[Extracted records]
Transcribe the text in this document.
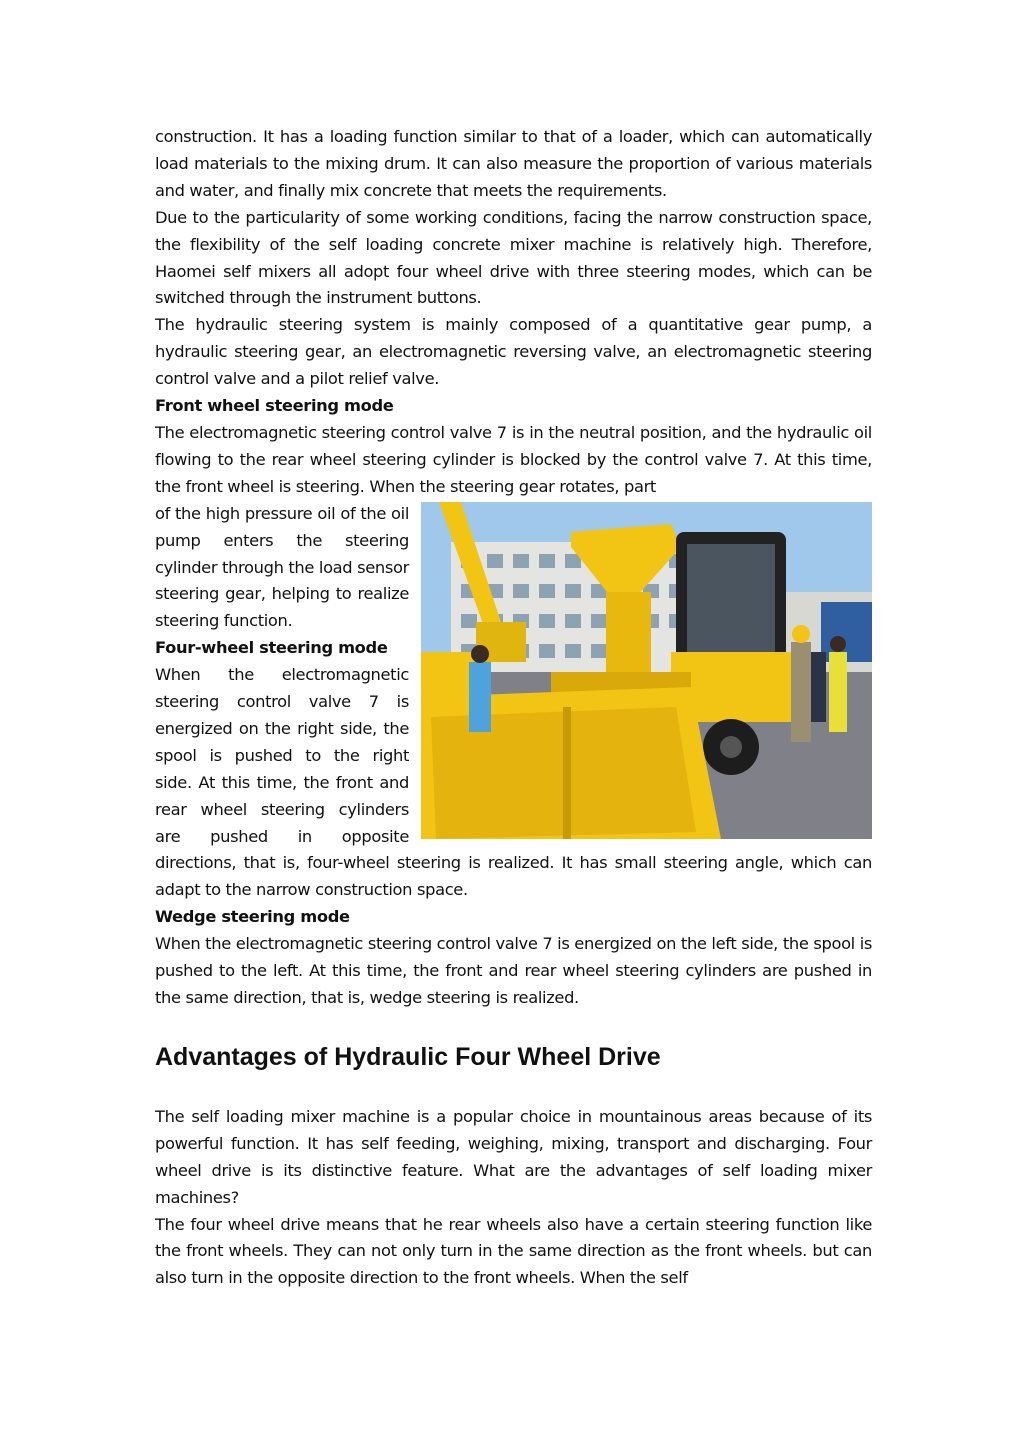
construction. It has a loading function similar to that of a loader, which can automatically load materials to the mixing drum. It can also measure the proportion of various materials and water, and finally mix concrete that meets the requirements.

Due to the particularity of some working conditions, facing the narrow construction space, the flexibility of the self loading concrete mixer machine is relatively high. Therefore, Haomei self mixers all adopt four wheel drive with three steering modes, which can be switched through the instrument buttons.

The hydraulic steering system is mainly composed of a quantitative gear pump, a hydraulic steering gear, an electromagnetic reversing valve, an electromagnetic steering control valve and a pilot relief valve.

Front wheel steering mode

The electromagnetic steering control valve 7 is in the neutral position, and the hydraulic oil flowing to the rear wheel steering cylinder is blocked by the control valve 7. At this time, the front wheel is steering. When the steering gear rotates, part

of the high pressure oil of the oil pump enters the steering cylinder through the load sensor steering gear, helping to realize steering function.

Four-wheel steering mode

When the electromagnetic steering control valve 7 is energized on the right side, the spool is pushed to the right side. At this time, the front and rear wheel steering cylinders are pushed in opposite directions, that is, four-wheel steering is realized. It has small steering angle, which can adapt to the narrow construction space.

Wedge steering mode

When the electromagnetic steering control valve 7 is energized on the left side, the spool is pushed to the left. At this time, the front and rear wheel steering cylinders are pushed in the same direction, that is, wedge steering is realized.

Advantages of Hydraulic Four Wheel Drive

The self loading mixer machine is a popular choice in mountainous areas because of its powerful function. It has self feeding, weighing, mixing, transport and discharging. Four wheel drive is its distinctive feature. What are the advantages of self loading mixer machines?

The four wheel drive means that he rear wheels also have a certain steering function like the front wheels. They can not only turn in the same direction as the front wheels. but can also turn in the opposite direction to the front wheels. When the self
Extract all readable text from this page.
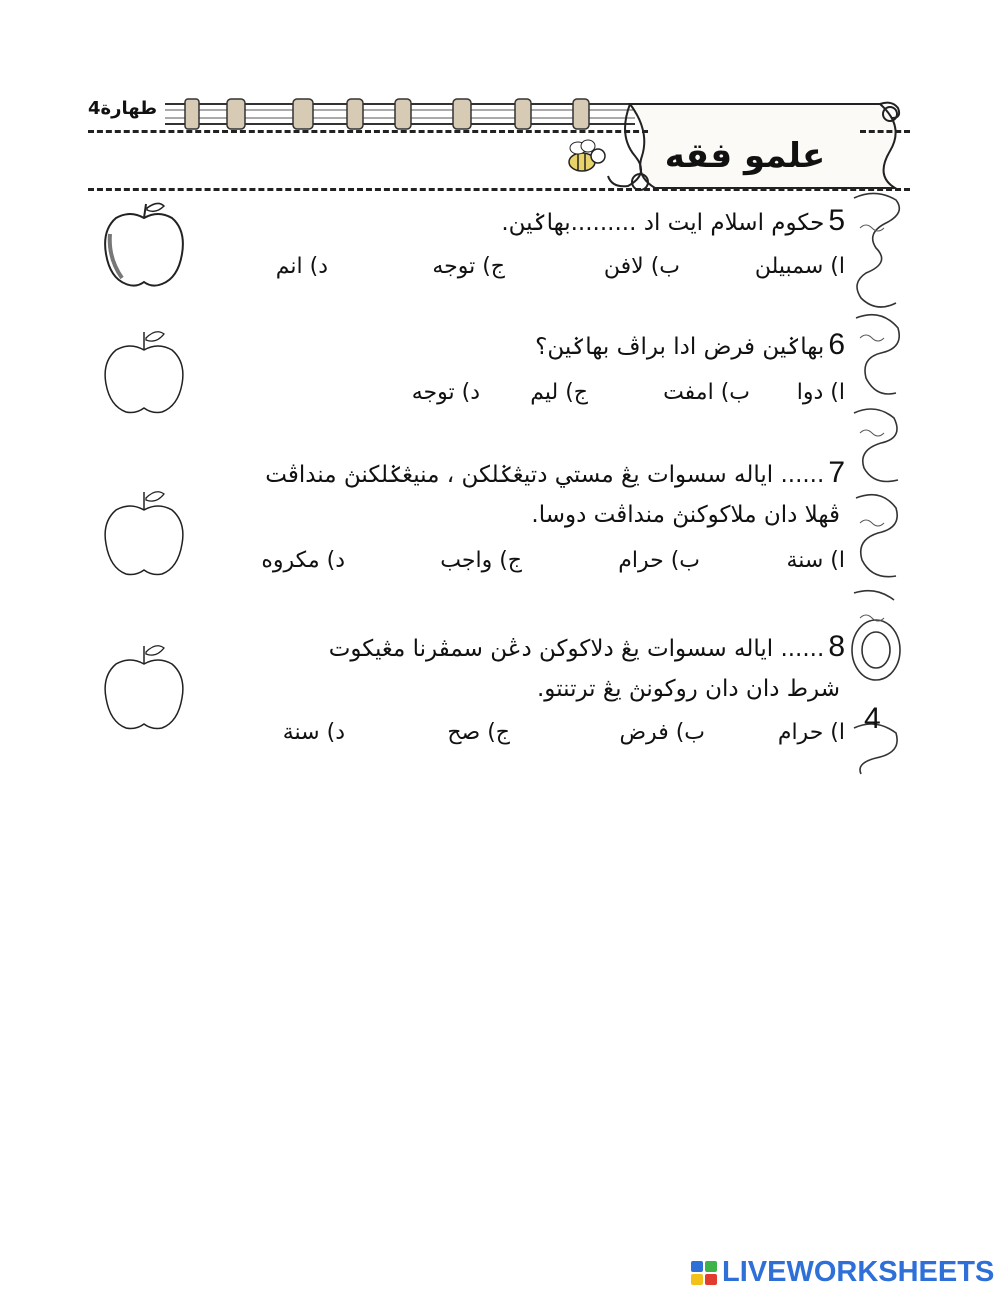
طهارة4
علمو فقه
4
5حكوم اسلام ايت اد .........بهاݢين.
ا) سمبيلن
ب) لافن
ج) توجه
د) انم
6بهاݢين فرض ادا براڤ بهاݢين؟
ا) دوا
ب) امفت
ج) ليم
د) توجه
7...... اياله سسوات يڠ مستي دتيڠݢلكن ، منيڠݢلكنڽ منداڤت
ڤهلا دان ملاكوكنڽ منداڤت دوسا.
ا) سنة
ب) حرام
ج) واجب
د) مكروه
8...... اياله سسوات يڠ دلاكوكن دڠن سمڤرنا مڠيكوت
شرط دان دان روكونڽ يڠ ترتنتو.
ا) حرام
ب) فرض
ج) صح
د) سنة
LIVEWORKSHEETS
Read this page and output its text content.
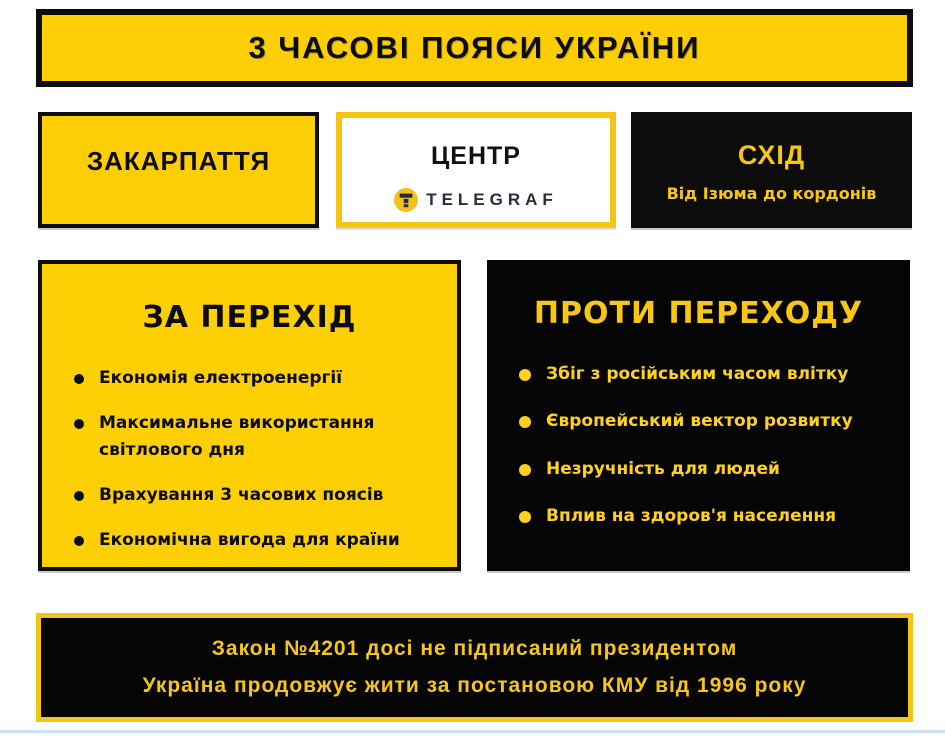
3 ЧАСОВІ ПОЯСИ УКРАЇНИ
ЗАКАРПАТТЯ	ЦЕНТР
TELEGRAF
СХІД
Від Ізюма до кордонів
ЗА ПЕРЕХІД
Економія електроенергії
Максимальне використання світлового дня
Врахування 3 часових поясів
Економічна вигода для країни
ПРОТИ ПЕРЕХОДУ
Збіг з російським часом влітку
Європейський вектор розвитку
Незручність для людей
Вплив на здоров'я населення
Закон №4201 досі не підписаний президентом
Україна продовжує жити за постановою КМУ від 1996 року
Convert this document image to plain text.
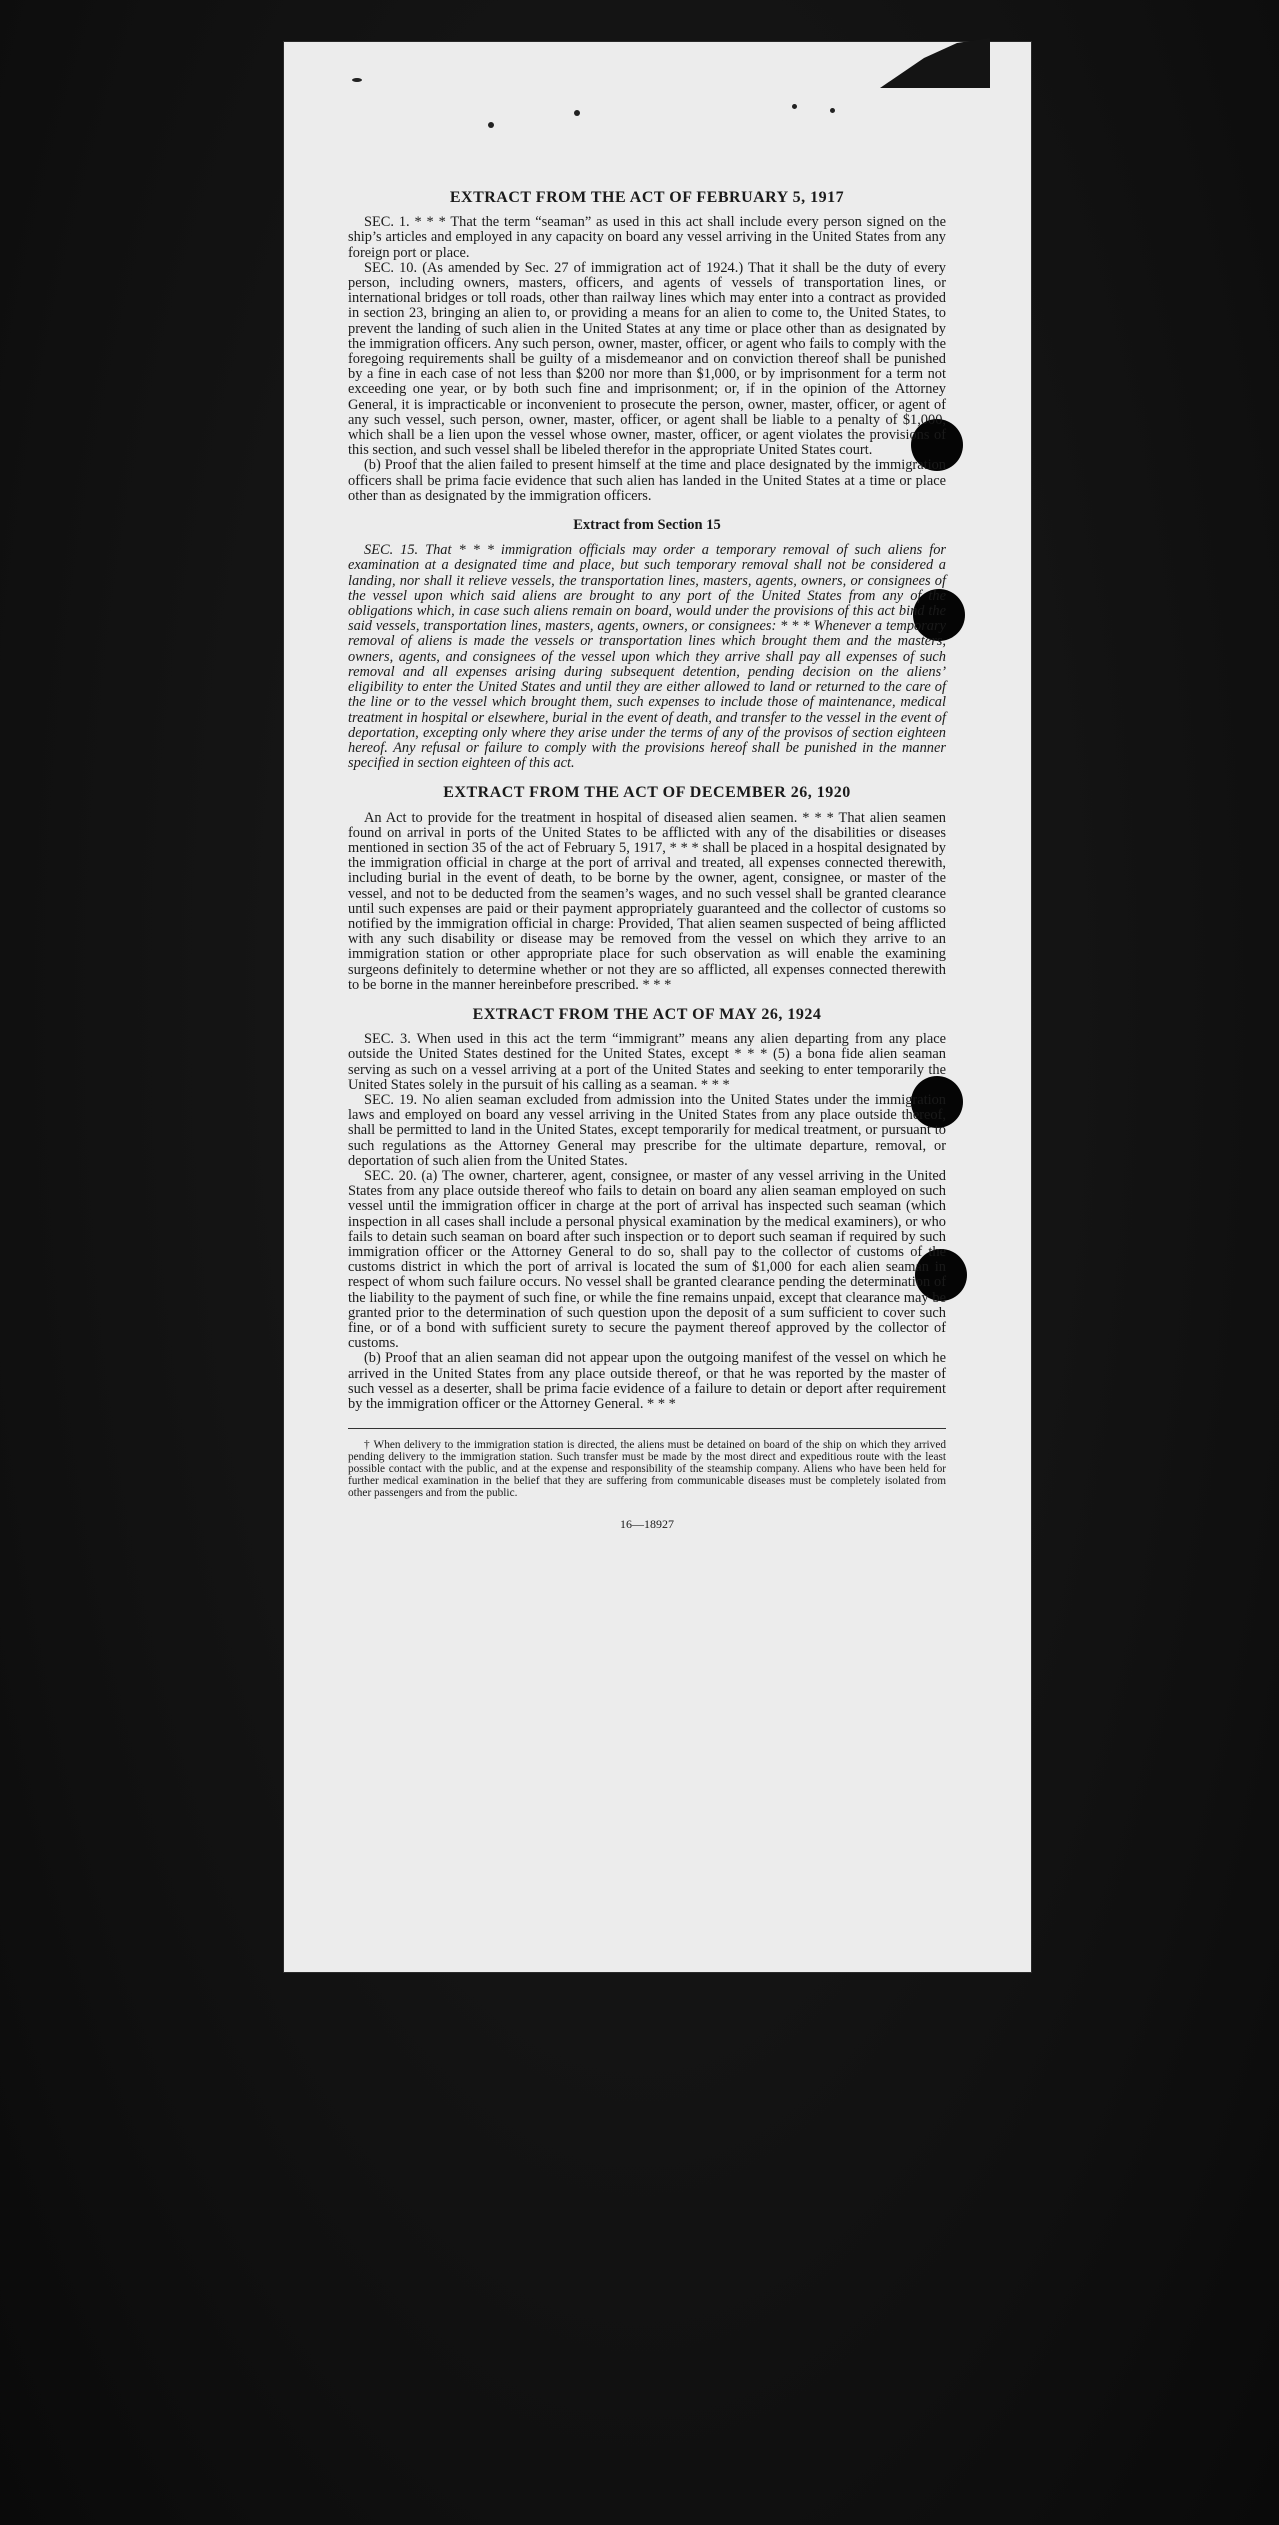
EXTRACT FROM THE ACT OF FEBRUARY 5, 1917

SEC. 1. * * * That the term “seaman” as used in this act shall include every person signed on the ship’s articles and employed in any capacity on board any vessel arriving in the United States from any foreign port or place.

SEC. 10. (As amended by Sec. 27 of immigration act of 1924.) That it shall be the duty of every person, including owners, masters, officers, and agents of vessels of transportation lines, or international bridges or toll roads, other than railway lines which may enter into a contract as provided in section 23, bringing an alien to, or providing a means for an alien to come to, the United States, to prevent the landing of such alien in the United States at any time or place other than as designated by the immigration officers. Any such person, owner, master, officer, or agent who fails to comply with the foregoing requirements shall be guilty of a misdemeanor and on conviction thereof shall be punished by a fine in each case of not less than $200 nor more than $1,000, or by imprisonment for a term not exceeding one year, or by both such fine and imprisonment; or, if in the opinion of the Attorney General, it is impracticable or inconvenient to prosecute the person, owner, master, officer, or agent of any such vessel, such person, owner, master, officer, or agent shall be liable to a penalty of $1,000, which shall be a lien upon the vessel whose owner, master, officer, or agent violates the provisions of this section, and such vessel shall be libeled therefor in the appropriate United States court.

(b) Proof that the alien failed to present himself at the time and place designated by the immigration officers shall be prima facie evidence that such alien has landed in the United States at a time or place other than as designated by the immigration officers.

Extract from Section 15

SEC. 15. That * * * immigration officials may order a temporary removal of such aliens for examination at a designated time and place, but such temporary removal shall not be considered a landing, nor shall it relieve vessels, the transportation lines, masters, agents, owners, or consignees of the vessel upon which said aliens are brought to any port of the United States from any of the obligations which, in case such aliens remain on board, would under the provisions of this act bind the said vessels, transportation lines, masters, agents, owners, or consignees: * * * Whenever a temporary removal of aliens is made the vessels or transportation lines which brought them and the masters, owners, agents, and consignees of the vessel upon which they arrive shall pay all expenses of such removal and all expenses arising during subsequent detention, pending decision on the aliens’ eligibility to enter the United States and until they are either allowed to land or returned to the care of the line or to the vessel which brought them, such expenses to include those of maintenance, medical treatment in hospital or elsewhere, burial in the event of death, and transfer to the vessel in the event of deportation, excepting only where they arise under the terms of any of the provisos of section eighteen hereof. Any refusal or failure to comply with the provisions hereof shall be punished in the manner specified in section eighteen of this act.

EXTRACT FROM THE ACT OF DECEMBER 26, 1920

An Act to provide for the treatment in hospital of diseased alien seamen. * * * That alien seamen found on arrival in ports of the United States to be afflicted with any of the disabilities or diseases mentioned in section 35 of the act of February 5, 1917, * * * shall be placed in a hospital designated by the immigration official in charge at the port of arrival and treated, all expenses connected therewith, including burial in the event of death, to be borne by the owner, agent, consignee, or master of the vessel, and not to be deducted from the seamen’s wages, and no such vessel shall be granted clearance until such expenses are paid or their payment appropriately guaranteed and the collector of customs so notified by the immigration official in charge: Provided, That alien seamen suspected of being afflicted with any such disability or disease may be removed from the vessel on which they arrive to an immigration station or other appropriate place for such observation as will enable the examining surgeons definitely to determine whether or not they are so afflicted, all expenses connected therewith to be borne in the manner hereinbefore prescribed. * * *

EXTRACT FROM THE ACT OF MAY 26, 1924

SEC. 3. When used in this act the term “immigrant” means any alien departing from any place outside the United States destined for the United States, except * * * (5) a bona fide alien seaman serving as such on a vessel arriving at a port of the United States and seeking to enter temporarily the United States solely in the pursuit of his calling as a seaman. * * *

SEC. 19. No alien seaman excluded from admission into the United States under the immigration laws and employed on board any vessel arriving in the United States from any place outside thereof, shall be permitted to land in the United States, except temporarily for medical treatment, or pursuant to such regulations as the Attorney General may prescribe for the ultimate departure, removal, or deportation of such alien from the United States.

SEC. 20. (a) The owner, charterer, agent, consignee, or master of any vessel arriving in the United States from any place outside thereof who fails to detain on board any alien seaman employed on such vessel until the immigration officer in charge at the port of arrival has inspected such seaman (which inspection in all cases shall include a personal physical examination by the medical examiners), or who fails to detain such seaman on board after such inspection or to deport such seaman if required by such immigration officer or the Attorney General to do so, shall pay to the collector of customs of the customs district in which the port of arrival is located the sum of $1,000 for each alien seaman in respect of whom such failure occurs. No vessel shall be granted clearance pending the determination of the liability to the payment of such fine, or while the fine remains unpaid, except that clearance may be granted prior to the determination of such question upon the deposit of a sum sufficient to cover such fine, or of a bond with sufficient surety to secure the payment thereof approved by the collector of customs.

(b) Proof that an alien seaman did not appear upon the outgoing manifest of the vessel on which he arrived in the United States from any place outside thereof, or that he was reported by the master of such vessel as a deserter, shall be prima facie evidence of a failure to detain or deport after requirement by the immigration officer or the Attorney General. * * *

† When delivery to the immigration station is directed, the aliens must be detained on board of the ship on which they arrived pending delivery to the immigration station. Such transfer must be made by the most direct and expeditious route with the least possible contact with the public, and at the expense and responsibility of the steamship company. Aliens who have been held for further medical examination in the belief that they are suffering from communicable diseases must be completely isolated from other passengers and from the public.

16—18927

**Task description:** Filter the data, keeping only the lines that contain "text".

**Full solution:**
Transcribe the text in this document.
Extract all readable text from this page.
Read this page and output its text content.
Convert this document image to plain text.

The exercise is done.